GIVEN RECORDS:
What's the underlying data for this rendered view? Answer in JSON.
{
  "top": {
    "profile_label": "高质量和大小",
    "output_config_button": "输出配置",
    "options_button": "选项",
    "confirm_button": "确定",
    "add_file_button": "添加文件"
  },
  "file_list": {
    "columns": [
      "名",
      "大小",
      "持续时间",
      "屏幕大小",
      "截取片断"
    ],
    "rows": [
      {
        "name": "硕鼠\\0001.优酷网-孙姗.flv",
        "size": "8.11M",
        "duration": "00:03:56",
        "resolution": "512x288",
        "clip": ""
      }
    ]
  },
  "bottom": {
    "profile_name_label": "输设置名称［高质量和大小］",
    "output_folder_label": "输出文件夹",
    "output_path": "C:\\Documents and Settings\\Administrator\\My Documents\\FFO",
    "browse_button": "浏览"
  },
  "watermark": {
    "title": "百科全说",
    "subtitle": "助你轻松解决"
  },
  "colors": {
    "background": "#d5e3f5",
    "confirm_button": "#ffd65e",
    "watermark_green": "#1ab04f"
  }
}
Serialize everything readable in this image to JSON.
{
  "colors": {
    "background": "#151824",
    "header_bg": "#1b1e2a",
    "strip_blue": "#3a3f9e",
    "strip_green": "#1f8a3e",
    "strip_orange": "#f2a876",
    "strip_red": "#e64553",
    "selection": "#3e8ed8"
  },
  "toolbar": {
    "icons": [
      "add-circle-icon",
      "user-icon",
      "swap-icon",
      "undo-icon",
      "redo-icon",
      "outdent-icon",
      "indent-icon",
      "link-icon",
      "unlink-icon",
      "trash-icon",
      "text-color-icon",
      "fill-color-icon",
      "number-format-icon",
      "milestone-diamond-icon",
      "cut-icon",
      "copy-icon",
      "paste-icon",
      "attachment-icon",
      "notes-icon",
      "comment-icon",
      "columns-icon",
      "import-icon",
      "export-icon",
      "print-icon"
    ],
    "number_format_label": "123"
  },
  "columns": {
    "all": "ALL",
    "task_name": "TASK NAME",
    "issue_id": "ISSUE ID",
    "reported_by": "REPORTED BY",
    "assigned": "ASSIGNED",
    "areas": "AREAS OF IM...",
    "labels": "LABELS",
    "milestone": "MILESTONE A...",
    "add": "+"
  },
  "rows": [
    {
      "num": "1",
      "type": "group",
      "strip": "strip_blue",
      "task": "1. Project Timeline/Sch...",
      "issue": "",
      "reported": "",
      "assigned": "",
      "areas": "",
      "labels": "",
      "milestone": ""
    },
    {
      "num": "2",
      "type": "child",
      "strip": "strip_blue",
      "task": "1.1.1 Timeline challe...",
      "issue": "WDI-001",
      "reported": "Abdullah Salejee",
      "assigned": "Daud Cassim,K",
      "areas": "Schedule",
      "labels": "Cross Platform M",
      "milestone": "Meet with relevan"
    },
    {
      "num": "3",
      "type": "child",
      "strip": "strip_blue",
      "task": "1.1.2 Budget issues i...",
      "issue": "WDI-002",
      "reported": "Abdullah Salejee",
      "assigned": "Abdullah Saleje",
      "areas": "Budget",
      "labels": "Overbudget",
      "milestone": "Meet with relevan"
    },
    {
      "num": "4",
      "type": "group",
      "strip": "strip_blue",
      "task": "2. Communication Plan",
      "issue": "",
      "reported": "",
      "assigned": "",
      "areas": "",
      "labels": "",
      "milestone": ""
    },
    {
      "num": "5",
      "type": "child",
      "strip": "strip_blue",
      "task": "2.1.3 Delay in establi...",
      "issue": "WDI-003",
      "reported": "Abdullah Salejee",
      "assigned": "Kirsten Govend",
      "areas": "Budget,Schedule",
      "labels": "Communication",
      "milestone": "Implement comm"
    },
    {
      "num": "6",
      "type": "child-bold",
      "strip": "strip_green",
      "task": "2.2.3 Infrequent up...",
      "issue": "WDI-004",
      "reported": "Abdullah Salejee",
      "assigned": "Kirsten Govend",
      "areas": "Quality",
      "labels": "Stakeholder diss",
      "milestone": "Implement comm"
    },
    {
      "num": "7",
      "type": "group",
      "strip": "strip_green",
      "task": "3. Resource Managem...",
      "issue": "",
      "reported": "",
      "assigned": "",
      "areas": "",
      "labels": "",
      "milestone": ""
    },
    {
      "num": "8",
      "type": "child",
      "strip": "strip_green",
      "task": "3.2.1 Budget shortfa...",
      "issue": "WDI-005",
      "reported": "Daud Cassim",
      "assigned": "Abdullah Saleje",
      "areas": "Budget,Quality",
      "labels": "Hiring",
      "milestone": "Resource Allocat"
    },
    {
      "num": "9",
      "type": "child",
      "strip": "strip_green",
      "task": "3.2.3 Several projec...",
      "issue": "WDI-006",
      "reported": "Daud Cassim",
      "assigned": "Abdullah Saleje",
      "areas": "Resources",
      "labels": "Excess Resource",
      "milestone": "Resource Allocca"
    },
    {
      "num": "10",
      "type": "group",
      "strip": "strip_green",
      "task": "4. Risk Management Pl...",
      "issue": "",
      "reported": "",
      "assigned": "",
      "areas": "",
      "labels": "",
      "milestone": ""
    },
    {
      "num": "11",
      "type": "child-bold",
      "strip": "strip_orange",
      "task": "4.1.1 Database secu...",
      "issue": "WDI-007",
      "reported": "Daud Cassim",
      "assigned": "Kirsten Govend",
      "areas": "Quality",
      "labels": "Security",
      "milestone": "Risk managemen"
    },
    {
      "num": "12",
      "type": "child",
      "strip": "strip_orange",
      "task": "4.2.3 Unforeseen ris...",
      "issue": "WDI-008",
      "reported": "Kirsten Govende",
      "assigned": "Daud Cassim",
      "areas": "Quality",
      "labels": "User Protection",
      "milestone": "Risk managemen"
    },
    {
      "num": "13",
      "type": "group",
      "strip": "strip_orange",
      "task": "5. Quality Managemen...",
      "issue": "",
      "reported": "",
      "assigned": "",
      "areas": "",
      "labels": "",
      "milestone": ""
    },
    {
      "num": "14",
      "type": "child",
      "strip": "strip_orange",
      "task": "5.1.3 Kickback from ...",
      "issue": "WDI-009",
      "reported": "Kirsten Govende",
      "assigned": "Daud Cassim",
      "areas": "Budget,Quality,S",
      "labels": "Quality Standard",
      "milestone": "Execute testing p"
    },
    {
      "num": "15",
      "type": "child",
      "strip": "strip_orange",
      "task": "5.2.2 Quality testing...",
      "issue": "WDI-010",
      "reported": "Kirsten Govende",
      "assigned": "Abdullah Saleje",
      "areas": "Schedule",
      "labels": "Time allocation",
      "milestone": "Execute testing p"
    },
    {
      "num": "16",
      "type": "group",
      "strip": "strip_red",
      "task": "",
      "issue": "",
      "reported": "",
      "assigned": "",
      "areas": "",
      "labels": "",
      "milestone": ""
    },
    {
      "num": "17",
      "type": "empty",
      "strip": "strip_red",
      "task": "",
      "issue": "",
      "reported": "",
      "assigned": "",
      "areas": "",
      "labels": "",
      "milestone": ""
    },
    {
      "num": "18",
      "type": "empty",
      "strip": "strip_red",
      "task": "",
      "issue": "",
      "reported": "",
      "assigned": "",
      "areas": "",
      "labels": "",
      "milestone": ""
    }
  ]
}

WRITTEN TASK: Each of the records should be retyped exactly.

EXERCISE RESPONSE:
What's the underlying data for this rendered view? Answer in JSON.
{
  "top": {
    "profile_label": "高质量和大小",
    "output_config_button": "输出配置",
    "options_button": "选项",
    "confirm_button": "确定",
    "add_file_button": "添加文件"
  },
  "file_list": {
    "columns": [
      "名",
      "大小",
      "持续时间",
      "屏幕大小",
      "截取片断"
    ],
    "rows": [
      {
        "name": "硕鼠\\0001.优酷网-孙姗.flv",
        "size": "8.11M",
        "duration": "00:03:56",
        "resolution": "512x288",
        "clip": ""
      }
    ]
  },
  "bottom": {
    "profile_name_label": "输设置名称［高质量和大小］",
    "output_folder_label": "输出文件夹",
    "output_path": "C:\\Documents and Settings\\Administrator\\My Documents\\FFO",
    "browse_button": "浏览"
  },
  "watermark": {
    "title": "百科全说",
    "subtitle": "助你轻松解决"
  },
  "colors": {
    "background": "#d5e3f5",
    "confirm_button": "#ffd65e",
    "watermark_green": "#1ab04f"
  }
}
Serialize everything readable in this image to JSON.
{
  "colors": {
    "background": "#151824",
    "header_bg": "#1b1e2a",
    "strip_blue": "#3a3f9e",
    "strip_green": "#1f8a3e",
    "strip_orange": "#f2a876",
    "strip_red": "#e64553",
    "selection": "#3e8ed8"
  },
  "toolbar": {
    "icons": [
      "add-circle-icon",
      "user-icon",
      "swap-icon",
      "undo-icon",
      "redo-icon",
      "outdent-icon",
      "indent-icon",
      "link-icon",
      "unlink-icon",
      "trash-icon",
      "text-color-icon",
      "fill-color-icon",
      "number-format-icon",
      "milestone-diamond-icon",
      "cut-icon",
      "copy-icon",
      "paste-icon",
      "attachment-icon",
      "notes-icon",
      "comment-icon",
      "columns-icon",
      "import-icon",
      "export-icon",
      "print-icon"
    ],
    "number_format_label": "123"
  },
  "columns": {
    "all": "ALL",
    "task_name": "TASK NAME",
    "issue_id": "ISSUE ID",
    "reported_by": "REPORTED BY",
    "assigned": "ASSIGNED",
    "areas": "AREAS OF IM...",
    "labels": "LABELS",
    "milestone": "MILESTONE A...",
    "add": "+"
  },
  "rows": [
    {
      "num": "1",
      "type": "group",
      "strip": "strip_blue",
      "task": "1. Project Timeline/Sch...",
      "issue": "",
      "reported": "",
      "assigned": "",
      "areas": "",
      "labels": "",
      "milestone": ""
    },
    {
      "num": "2",
      "type": "child",
      "strip": "strip_blue",
      "task": "1.1.1 Timeline challe...",
      "issue": "WDI-001",
      "reported": "Abdullah Salejee",
      "assigned": "Daud Cassim,K",
      "areas": "Schedule",
      "labels": "Cross Platform M",
      "milestone": "Meet with relevan"
    },
    {
      "num": "3",
      "type": "child",
      "strip": "strip_blue",
      "task": "1.1.2 Budget issues i...",
      "issue": "WDI-002",
      "reported": "Abdullah Salejee",
      "assigned": "Abdullah Saleje",
      "areas": "Budget",
      "labels": "Overbudget",
      "milestone": "Meet with relevan"
    },
    {
      "num": "4",
      "type": "group",
      "strip": "strip_blue",
      "task": "2. Communication Plan",
      "issue": "",
      "reported": "",
      "assigned": "",
      "areas": "",
      "labels": "",
      "milestone": ""
    },
    {
      "num": "5",
      "type": "child",
      "strip": "strip_blue",
      "task": "2.1.3 Delay in establi...",
      "issue": "WDI-003",
      "reported": "Abdullah Salejee",
      "assigned": "Kirsten Govend",
      "areas": "Budget,Schedule",
      "labels": "Communication",
      "milestone": "Implement comm"
    },
    {
      "num": "6",
      "type": "child-bold",
      "strip": "strip_green",
      "task": "2.2.3 Infrequent up...",
      "issue": "WDI-004",
      "reported": "Abdullah Salejee",
      "assigned": "Kirsten Govend",
      "areas": "Quality",
      "labels": "Stakeholder diss",
      "milestone": "Implement comm"
    },
    {
      "num": "7",
      "type": "group",
      "strip": "strip_green",
      "task": "3. Resource Managem...",
      "issue": "",
      "reported": "",
      "assigned": "",
      "areas": "",
      "labels": "",
      "milestone": ""
    },
    {
      "num": "8",
      "type": "child",
      "strip": "strip_green",
      "task": "3.2.1 Budget shortfa...",
      "issue": "WDI-005",
      "reported": "Daud Cassim",
      "assigned": "Abdullah Saleje",
      "areas": "Budget,Quality",
      "labels": "Hiring",
      "milestone": "Resource Allocat"
    },
    {
      "num": "9",
      "type": "child",
      "strip": "strip_green",
      "task": "3.2.3 Several projec...",
      "issue": "WDI-006",
      "reported": "Daud Cassim",
      "assigned": "Abdullah Saleje",
      "areas": "Resources",
      "labels": "Excess Resource",
      "milestone": "Resource Allocca"
    },
    {
      "num": "10",
      "type": "group",
      "strip": "strip_green",
      "task": "4. Risk Management Pl...",
      "issue": "",
      "reported": "",
      "assigned": "",
      "areas": "",
      "labels": "",
      "milestone": ""
    },
    {
      "num": "11",
      "type": "child-bold",
      "strip": "strip_orange",
      "task": "4.1.1 Database secu...",
      "issue": "WDI-007",
      "reported": "Daud Cassim",
      "assigned": "Kirsten Govend",
      "areas": "Quality",
      "labels": "Security",
      "milestone": "Risk managemen"
    },
    {
      "num": "12",
      "type": "child",
      "strip": "strip_orange",
      "task": "4.2.3 Unforeseen ris...",
      "issue": "WDI-008",
      "reported": "Kirsten Govende",
      "assigned": "Daud Cassim",
      "areas": "Quality",
      "labels": "User Protection",
      "milestone": "Risk managemen"
    },
    {
      "num": "13",
      "type": "group",
      "strip": "strip_orange",
      "task": "5. Quality Managemen...",
      "issue": "",
      "reported": "",
      "assigned": "",
      "areas": "",
      "labels": "",
      "milestone": ""
    },
    {
      "num": "14",
      "type": "child",
      "strip": "strip_orange",
      "task": "5.1.3 Kickback from ...",
      "issue": "WDI-009",
      "reported": "Kirsten Govende",
      "assigned": "Daud Cassim",
      "areas": "Budget,Quality,S",
      "labels": "Quality Standard",
      "milestone": "Execute testing p"
    },
    {
      "num": "15",
      "type": "child",
      "strip": "strip_orange",
      "task": "5.2.2 Quality testing...",
      "issue": "WDI-010",
      "reported": "Kirsten Govende",
      "assigned": "Abdullah Saleje",
      "areas": "Schedule",
      "labels": "Time allocation",
      "milestone": "Execute testing p"
    },
    {
      "num": "16",
      "type": "group",
      "strip": "strip_red",
      "task": "",
      "issue": "",
      "reported": "",
      "assigned": "",
      "areas": "",
      "labels": "",
      "milestone": ""
    },
    {
      "num": "17",
      "type": "empty",
      "strip": "strip_red",
      "task": "",
      "issue": "",
      "reported": "",
      "assigned": "",
      "areas": "",
      "labels": "",
      "milestone": ""
    },
    {
      "num": "18",
      "type": "empty",
      "strip": "strip_red",
      "task": "",
      "issue": "",
      "reported": "",
      "assigned": "",
      "areas": "",
      "labels": "",
      "milestone": ""
    }
  ]
}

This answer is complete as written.